BRIEF. The records below are to be copied word for word, with every picture left out.

RECORDS SHOWN.

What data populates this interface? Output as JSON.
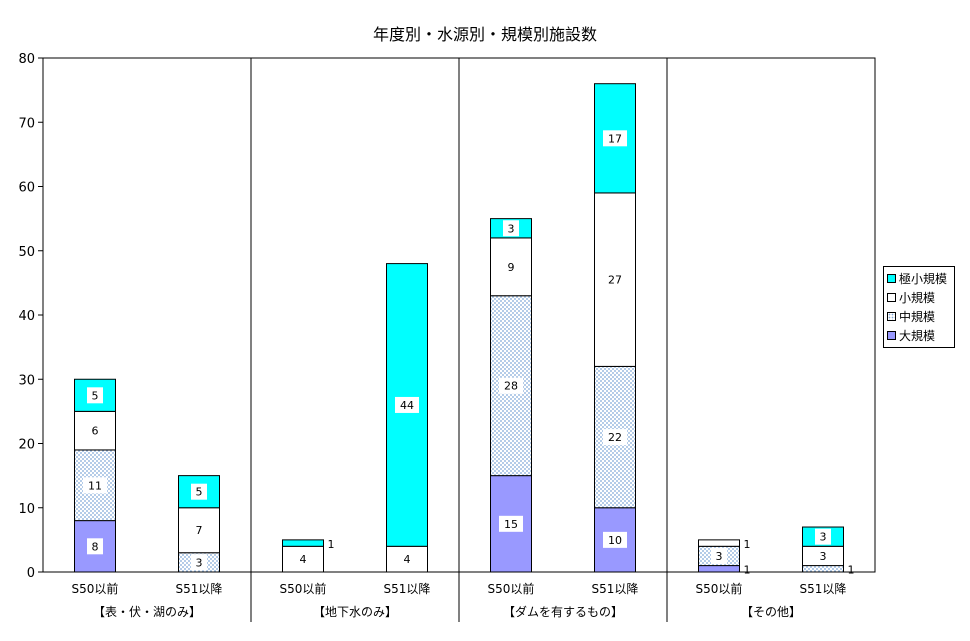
{
  "chart_data": {
    "type": "bar",
    "stacked": true,
    "title": "年度別・水源別・規模別施設数",
    "ylim": [
      0,
      80
    ],
    "yticks": [
      0,
      10,
      20,
      30,
      40,
      50,
      60,
      70,
      80
    ],
    "groups": [
      {
        "label": "【表・伏・湖のみ】",
        "categories": [
          "S50以前",
          "S51以降"
        ]
      },
      {
        "label": "【地下水のみ】",
        "categories": [
          "S50以前",
          "S51以降"
        ]
      },
      {
        "label": "【ダムを有するもの】",
        "categories": [
          "S50以前",
          "S51以降"
        ]
      },
      {
        "label": "【その他】",
        "categories": [
          "S50以前",
          "S51以降"
        ]
      }
    ],
    "series": [
      {
        "name": "大規模",
        "color": "#9999ff",
        "pattern": "solid",
        "values": [
          8,
          0,
          0,
          0,
          15,
          10,
          1,
          0
        ]
      },
      {
        "name": "中規模",
        "color": "#bcd4ee",
        "pattern": "dots",
        "values": [
          11,
          3,
          0,
          0,
          28,
          22,
          3,
          1
        ]
      },
      {
        "name": "小規模",
        "color": "#ffffff",
        "pattern": "solid",
        "values": [
          6,
          7,
          4,
          4,
          9,
          27,
          1,
          3
        ]
      },
      {
        "name": "極小規模",
        "color": "#00ffff",
        "pattern": "solid",
        "values": [
          5,
          5,
          1,
          44,
          3,
          17,
          0,
          3
        ]
      }
    ],
    "data_labels": [
      [
        "8",
        "11",
        "6",
        "5"
      ],
      [
        "",
        "3",
        "7",
        "5"
      ],
      [
        "",
        "",
        "4",
        "1"
      ],
      [
        "",
        "",
        "4",
        "44"
      ],
      [
        "15",
        "28",
        "9",
        "3"
      ],
      [
        "10",
        "22",
        "27",
        "17"
      ],
      [
        "1",
        "3",
        "1",
        ""
      ],
      [
        "",
        "1",
        "3",
        "3"
      ]
    ],
    "legend": {
      "position": "right",
      "order": [
        "極小規模",
        "小規模",
        "中規模",
        "大規模"
      ]
    }
  }
}
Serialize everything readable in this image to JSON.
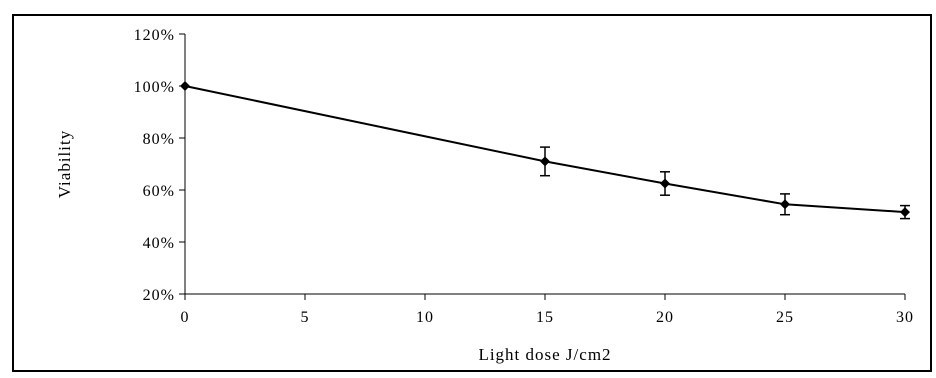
{
  "chart_data": {
    "type": "line",
    "title": "",
    "xlabel": "Light dose J/cm2",
    "ylabel": "Viability",
    "x": [
      0,
      15,
      20,
      25,
      30
    ],
    "series": [
      {
        "values": [
          100,
          71,
          62.5,
          54.5,
          51.5
        ],
        "error": [
          0,
          5.5,
          4.5,
          4,
          2.5
        ]
      }
    ],
    "xlim": [
      0,
      30
    ],
    "ylim": [
      20,
      120
    ],
    "xticks": [
      0,
      5,
      10,
      15,
      20,
      25,
      30
    ],
    "yticks": [
      20,
      40,
      60,
      80,
      100,
      120
    ],
    "ytick_labels": [
      "20%",
      "40%",
      "60%",
      "80%",
      "100%",
      "120%"
    ],
    "xtick_labels": [
      "0",
      "5",
      "10",
      "15",
      "20",
      "25",
      "30"
    ],
    "grid": false,
    "legend": "none",
    "line_color": "#000000"
  }
}
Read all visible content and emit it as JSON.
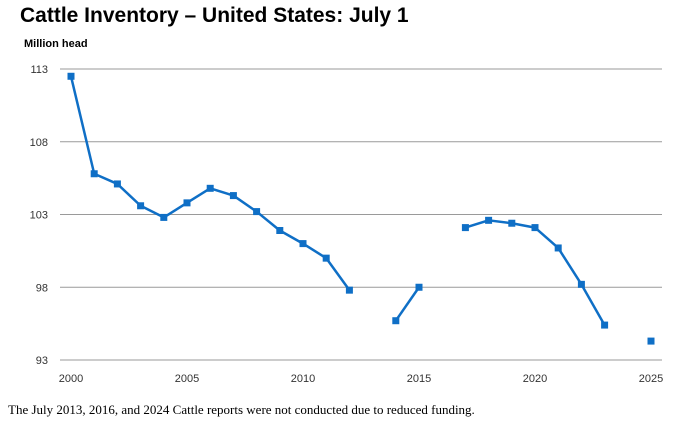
{
  "chart_data": {
    "type": "line",
    "title": "Cattle Inventory – United States: July 1",
    "ylabel": "Million head",
    "xlabel": "",
    "note": "The July 2013, 2016, and 2024 Cattle reports were not conducted due to reduced funding.",
    "xlim": [
      2000,
      2025
    ],
    "ylim": [
      93,
      113
    ],
    "xticks": [
      2000,
      2005,
      2010,
      2015,
      2020,
      2025
    ],
    "yticks": [
      93,
      98,
      103,
      108,
      113
    ],
    "grid": "horizontal",
    "color": "#0F6FC6",
    "series": [
      {
        "name": "Cattle inventory July 1",
        "points": [
          [
            2000,
            112.5
          ],
          [
            2001,
            105.8
          ],
          [
            2002,
            105.1
          ],
          [
            2003,
            103.6
          ],
          [
            2004,
            102.8
          ],
          [
            2005,
            103.8
          ],
          [
            2006,
            104.8
          ],
          [
            2007,
            104.3
          ],
          [
            2008,
            103.2
          ],
          [
            2009,
            101.9
          ],
          [
            2010,
            101.0
          ],
          [
            2011,
            100.0
          ],
          [
            2012,
            97.8
          ],
          [
            2013,
            null
          ],
          [
            2014,
            95.7
          ],
          [
            2015,
            98.0
          ],
          [
            2016,
            null
          ],
          [
            2017,
            102.1
          ],
          [
            2018,
            102.6
          ],
          [
            2019,
            102.4
          ],
          [
            2020,
            102.1
          ],
          [
            2021,
            100.7
          ],
          [
            2022,
            98.2
          ],
          [
            2023,
            95.4
          ],
          [
            2024,
            null
          ],
          [
            2025,
            94.3
          ]
        ]
      }
    ]
  }
}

THE ANSWER.
What data populates this interface? Output as JSON.
{
  "chart_data": {
    "type": "bar",
    "stacked": true,
    "title": "年度別・水源別・規模別施設数",
    "ylim": [
      0,
      80
    ],
    "yticks": [
      0,
      10,
      20,
      30,
      40,
      50,
      60,
      70,
      80
    ],
    "groups": [
      {
        "label": "【表・伏・湖のみ】",
        "categories": [
          "S50以前",
          "S51以降"
        ]
      },
      {
        "label": "【地下水のみ】",
        "categories": [
          "S50以前",
          "S51以降"
        ]
      },
      {
        "label": "【ダムを有するもの】",
        "categories": [
          "S50以前",
          "S51以降"
        ]
      },
      {
        "label": "【その他】",
        "categories": [
          "S50以前",
          "S51以降"
        ]
      }
    ],
    "series": [
      {
        "name": "大規模",
        "color": "#9999ff",
        "pattern": "solid",
        "values": [
          8,
          0,
          0,
          0,
          15,
          10,
          1,
          0
        ]
      },
      {
        "name": "中規模",
        "color": "#bcd4ee",
        "pattern": "dots",
        "values": [
          11,
          3,
          0,
          0,
          28,
          22,
          3,
          1
        ]
      },
      {
        "name": "小規模",
        "color": "#ffffff",
        "pattern": "solid",
        "values": [
          6,
          7,
          4,
          4,
          9,
          27,
          1,
          3
        ]
      },
      {
        "name": "極小規模",
        "color": "#00ffff",
        "pattern": "solid",
        "values": [
          5,
          5,
          1,
          44,
          3,
          17,
          0,
          3
        ]
      }
    ],
    "data_labels": [
      [
        "8",
        "11",
        "6",
        "5"
      ],
      [
        "",
        "3",
        "7",
        "5"
      ],
      [
        "",
        "",
        "4",
        "1"
      ],
      [
        "",
        "",
        "4",
        "44"
      ],
      [
        "15",
        "28",
        "9",
        "3"
      ],
      [
        "10",
        "22",
        "27",
        "17"
      ],
      [
        "1",
        "3",
        "1",
        ""
      ],
      [
        "",
        "1",
        "3",
        "3"
      ]
    ],
    "legend": {
      "position": "right",
      "order": [
        "極小規模",
        "小規模",
        "中規模",
        "大規模"
      ]
    }
  }
}
Serialize everything readable in this image to JSON.
{
  "chart_data": {
    "type": "line",
    "title": "",
    "xlabel": "Light dose J/cm2",
    "ylabel": "Viability",
    "x": [
      0,
      15,
      20,
      25,
      30
    ],
    "series": [
      {
        "values": [
          100,
          71,
          62.5,
          54.5,
          51.5
        ],
        "error": [
          0,
          5.5,
          4.5,
          4,
          2.5
        ]
      }
    ],
    "xlim": [
      0,
      30
    ],
    "ylim": [
      20,
      120
    ],
    "xticks": [
      0,
      5,
      10,
      15,
      20,
      25,
      30
    ],
    "yticks": [
      20,
      40,
      60,
      80,
      100,
      120
    ],
    "ytick_labels": [
      "20%",
      "40%",
      "60%",
      "80%",
      "100%",
      "120%"
    ],
    "xtick_labels": [
      "0",
      "5",
      "10",
      "15",
      "20",
      "25",
      "30"
    ],
    "grid": false,
    "legend": "none",
    "line_color": "#000000"
  }
}
Read all visible content and emit it as JSON.
{
  "chart_data": {
    "type": "line",
    "title": "Cattle Inventory – United States: July 1",
    "ylabel": "Million head",
    "xlabel": "",
    "note": "The July 2013, 2016, and 2024 Cattle reports were not conducted due to reduced funding.",
    "xlim": [
      2000,
      2025
    ],
    "ylim": [
      93,
      113
    ],
    "xticks": [
      2000,
      2005,
      2010,
      2015,
      2020,
      2025
    ],
    "yticks": [
      93,
      98,
      103,
      108,
      113
    ],
    "grid": "horizontal",
    "color": "#0F6FC6",
    "series": [
      {
        "name": "Cattle inventory July 1",
        "points": [
          [
            2000,
            112.5
          ],
          [
            2001,
            105.8
          ],
          [
            2002,
            105.1
          ],
          [
            2003,
            103.6
          ],
          [
            2004,
            102.8
          ],
          [
            2005,
            103.8
          ],
          [
            2006,
            104.8
          ],
          [
            2007,
            104.3
          ],
          [
            2008,
            103.2
          ],
          [
            2009,
            101.9
          ],
          [
            2010,
            101.0
          ],
          [
            2011,
            100.0
          ],
          [
            2012,
            97.8
          ],
          [
            2013,
            null
          ],
          [
            2014,
            95.7
          ],
          [
            2015,
            98.0
          ],
          [
            2016,
            null
          ],
          [
            2017,
            102.1
          ],
          [
            2018,
            102.6
          ],
          [
            2019,
            102.4
          ],
          [
            2020,
            102.1
          ],
          [
            2021,
            100.7
          ],
          [
            2022,
            98.2
          ],
          [
            2023,
            95.4
          ],
          [
            2024,
            null
          ],
          [
            2025,
            94.3
          ]
        ]
      }
    ]
  }
}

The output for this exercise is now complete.